> **REQUIREMENTS**
Copy the stretch from the start of the listing through the line containing "snake-rotated-icon (198, 208, 298, 303)", swapping every "option-divider" for "option-separator" and leaving all other text unchanged.
-- BEGIN TASK INPUTS --
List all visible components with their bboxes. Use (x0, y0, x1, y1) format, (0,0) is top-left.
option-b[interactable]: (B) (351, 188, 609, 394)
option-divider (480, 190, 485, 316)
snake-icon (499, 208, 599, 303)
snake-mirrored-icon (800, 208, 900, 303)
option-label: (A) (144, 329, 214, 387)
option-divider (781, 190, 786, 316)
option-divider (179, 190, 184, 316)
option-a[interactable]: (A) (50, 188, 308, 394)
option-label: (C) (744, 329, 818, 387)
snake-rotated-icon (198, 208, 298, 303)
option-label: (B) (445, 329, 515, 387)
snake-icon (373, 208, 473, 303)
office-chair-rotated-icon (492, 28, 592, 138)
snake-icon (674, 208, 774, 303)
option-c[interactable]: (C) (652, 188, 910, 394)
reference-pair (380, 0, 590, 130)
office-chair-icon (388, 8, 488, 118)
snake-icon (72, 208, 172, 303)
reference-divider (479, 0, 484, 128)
-- END TASK INPUTS --
> **SOLUTION BELOW**
List all visible components with their bboxes. Use (x0, y0, x1, y1) format, (0,0) is top-left.
option-b[interactable]: (B) (351, 188, 609, 394)
option-separator (480, 190, 485, 316)
snake-icon (499, 208, 599, 303)
snake-mirrored-icon (800, 208, 900, 303)
option-label: (A) (144, 329, 214, 387)
option-separator (781, 190, 786, 316)
option-separator (179, 190, 184, 316)
option-a[interactable]: (A) (50, 188, 308, 394)
option-label: (C) (744, 329, 818, 387)
snake-rotated-icon (198, 208, 298, 303)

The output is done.